> [Records provided]
▼▼▼
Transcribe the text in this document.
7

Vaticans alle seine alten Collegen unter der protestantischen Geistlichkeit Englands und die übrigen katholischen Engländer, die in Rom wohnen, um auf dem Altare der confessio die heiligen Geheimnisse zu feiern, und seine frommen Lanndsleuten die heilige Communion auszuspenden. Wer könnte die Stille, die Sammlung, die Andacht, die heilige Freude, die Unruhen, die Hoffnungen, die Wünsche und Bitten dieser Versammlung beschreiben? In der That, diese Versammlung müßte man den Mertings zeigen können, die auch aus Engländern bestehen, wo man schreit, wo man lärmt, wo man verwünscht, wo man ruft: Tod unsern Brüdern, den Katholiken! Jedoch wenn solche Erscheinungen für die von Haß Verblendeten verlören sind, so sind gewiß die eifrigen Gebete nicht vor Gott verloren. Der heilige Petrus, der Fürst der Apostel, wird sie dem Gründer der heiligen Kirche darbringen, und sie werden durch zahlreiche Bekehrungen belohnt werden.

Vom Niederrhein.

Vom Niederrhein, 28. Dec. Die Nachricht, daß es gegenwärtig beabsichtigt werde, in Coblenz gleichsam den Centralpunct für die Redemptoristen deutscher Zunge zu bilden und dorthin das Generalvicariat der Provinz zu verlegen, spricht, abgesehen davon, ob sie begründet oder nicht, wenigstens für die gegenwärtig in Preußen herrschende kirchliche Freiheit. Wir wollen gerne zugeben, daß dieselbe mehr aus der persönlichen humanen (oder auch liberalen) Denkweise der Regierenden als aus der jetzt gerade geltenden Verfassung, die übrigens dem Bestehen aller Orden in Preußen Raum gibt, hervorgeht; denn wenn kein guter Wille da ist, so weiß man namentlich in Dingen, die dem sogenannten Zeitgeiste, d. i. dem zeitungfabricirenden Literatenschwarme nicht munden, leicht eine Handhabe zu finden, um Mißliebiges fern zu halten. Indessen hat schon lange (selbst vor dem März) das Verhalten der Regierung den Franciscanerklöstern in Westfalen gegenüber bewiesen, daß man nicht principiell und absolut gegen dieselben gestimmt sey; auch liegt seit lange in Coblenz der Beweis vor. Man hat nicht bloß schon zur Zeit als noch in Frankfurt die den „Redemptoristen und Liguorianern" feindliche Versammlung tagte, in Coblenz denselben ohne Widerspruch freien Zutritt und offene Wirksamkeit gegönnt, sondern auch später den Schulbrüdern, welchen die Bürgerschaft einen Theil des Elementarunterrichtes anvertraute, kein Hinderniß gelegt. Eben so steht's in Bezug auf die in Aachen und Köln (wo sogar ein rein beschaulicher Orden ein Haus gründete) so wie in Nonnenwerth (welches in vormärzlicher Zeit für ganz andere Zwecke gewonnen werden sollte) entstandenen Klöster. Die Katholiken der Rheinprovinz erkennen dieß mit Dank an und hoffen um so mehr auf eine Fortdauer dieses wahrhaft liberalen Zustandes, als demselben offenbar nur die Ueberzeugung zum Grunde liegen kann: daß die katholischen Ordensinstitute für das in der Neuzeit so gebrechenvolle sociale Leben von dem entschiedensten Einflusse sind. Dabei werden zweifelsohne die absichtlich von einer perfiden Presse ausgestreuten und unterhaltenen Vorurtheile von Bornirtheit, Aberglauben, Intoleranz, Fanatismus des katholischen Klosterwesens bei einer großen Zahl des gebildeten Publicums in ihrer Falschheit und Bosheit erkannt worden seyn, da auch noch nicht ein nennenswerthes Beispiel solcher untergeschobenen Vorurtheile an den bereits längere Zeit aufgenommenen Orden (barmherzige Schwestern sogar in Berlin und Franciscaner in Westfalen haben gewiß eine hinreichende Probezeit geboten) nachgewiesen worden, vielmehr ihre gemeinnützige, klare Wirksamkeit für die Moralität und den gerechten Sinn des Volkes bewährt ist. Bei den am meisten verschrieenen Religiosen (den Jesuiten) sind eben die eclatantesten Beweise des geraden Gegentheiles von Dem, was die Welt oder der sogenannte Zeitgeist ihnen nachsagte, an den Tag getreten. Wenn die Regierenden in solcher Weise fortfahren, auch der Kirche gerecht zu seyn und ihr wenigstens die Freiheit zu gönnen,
▲▲▲
Repeat the data verbatim, line after line, leaving nothing out.

> [Response to the task]
Transcribe the text in this document.
7

Vaticans alle seine alten Collegen unter der protestantischen Geistlichkeit Englands und die übrigen katholischen Engländer, die in Rom wohnen, um auf dem Altare der confessio die heiligen Geheimnisse zu feiern, und seine frommen Lanndsleuten die heilige Communion auszuspenden. Wer könnte die Stille, die Sammlung, die Andacht, die heilige Freude, die Unruhen, die Hoffnungen, die Wünsche und Bitten dieser Versammlung beschreiben? In der That, diese Versammlung müßte man den Mertings zeigen können, die auch aus Engländern bestehen, wo man schreit, wo man lärmt, wo man verwünscht, wo man ruft: Tod unsern Brüdern, den Katholiken! Jedoch wenn solche Erscheinungen für die von Haß Verblendeten verlören sind, so sind gewiß die eifrigen Gebete nicht vor Gott verloren. Der heilige Petrus, der Fürst der Apostel, wird sie dem Gründer der heiligen Kirche darbringen, und sie werden durch zahlreiche Bekehrungen belohnt werden.

Vom Niederrhein.

Vom Niederrhein, 28. Dec. Die Nachricht, daß es gegenwärtig beabsichtigt werde, in Coblenz gleichsam den Centralpunct für die Redemptoristen deutscher Zunge zu bilden und dorthin das Generalvicariat der Provinz zu verlegen, spricht, abgesehen davon, ob sie begründet oder nicht, wenigstens für die gegenwärtig in Preußen herrschende kirchliche Freiheit. Wir wollen gerne zugeben, daß dieselbe mehr aus der persönlichen humanen (oder auch liberalen) Denkweise der Regierenden als aus der jetzt gerade geltenden Verfassung, die übrigens dem Bestehen aller Orden in Preußen Raum gibt, hervorgeht; denn wenn kein guter Wille da ist, so weiß man namentlich in Dingen, die dem sogenannten Zeitgeiste, d. i. dem zeitungfabricirenden Literatenschwarme nicht munden, leicht eine Handhabe zu finden, um Mißliebiges fern zu halten. Indessen hat schon lange (selbst vor dem März) das Verhalten der Regierung den Franciscanerklöstern in Westfalen gegenüber bewiesen, daß man nicht principiell und absolut gegen dieselben gestimmt sey; auch liegt seit lange in Coblenz der Beweis vor. Man hat nicht bloß schon zur Zeit als noch in Frankfurt die den „Redemptoristen und Liguorianern" feindliche Versammlung tagte, in Coblenz denselben ohne Widerspruch freien Zutritt und offene Wirksamkeit gegönnt, sondern auch später den Schulbrüdern, welchen die Bürgerschaft einen Theil des Elementarunterrichtes anvertraute, kein Hinderniß gelegt. Eben so steht's in Bezug auf die in Aachen und Köln (wo sogar ein rein beschaulicher Orden ein Haus gründete) so wie in Nonnenwerth (welches in vormärzlicher Zeit für ganz andere Zwecke gewonnen werden sollte) entstandenen Klöster. Die Katholiken der Rheinprovinz erkennen dieß mit Dank an und hoffen um so mehr auf eine Fortdauer dieses wahrhaft liberalen Zustandes, als demselben offenbar nur die Ueberzeugung zum Grunde liegen kann: daß die katholischen Ordensinstitute für das in der Neuzeit so gebrechenvolle sociale Leben von dem entschiedensten Einflusse sind. Dabei werden zweifelsohne die absichtlich von einer perfiden Presse ausgestreuten und unterhaltenen Vorurtheile von Bornirtheit, Aberglauben, Intoleranz, Fanatismus des katholischen Klosterwesens bei einer großen Zahl des gebildeten Publicums in ihrer Falschheit und Bosheit erkannt worden seyn, da auch noch nicht ein nennenswerthes Beispiel solcher untergeschobenen Vorurtheile an den bereits längere Zeit aufgenommenen Orden (barmherzige Schwestern sogar in Berlin und Franciscaner in Westfalen haben gewiß eine hinreichende Probezeit geboten) nachgewiesen worden, vielmehr ihre gemeinnützige, klare Wirksamkeit für die Moralität und den gerechten Sinn des Volkes bewährt ist. Bei den am meisten verschrieenen Religiosen (den Jesuiten) sind eben die eclatantesten Beweise des geraden Gegentheiles von Dem, was die Welt oder der sogenannte Zeitgeist ihnen nachsagte, an den Tag getreten. Wenn die Regierenden in solcher Weise fortfahren, auch der Kirche gerecht zu seyn und ihr wenigstens die Freiheit zu gönnen,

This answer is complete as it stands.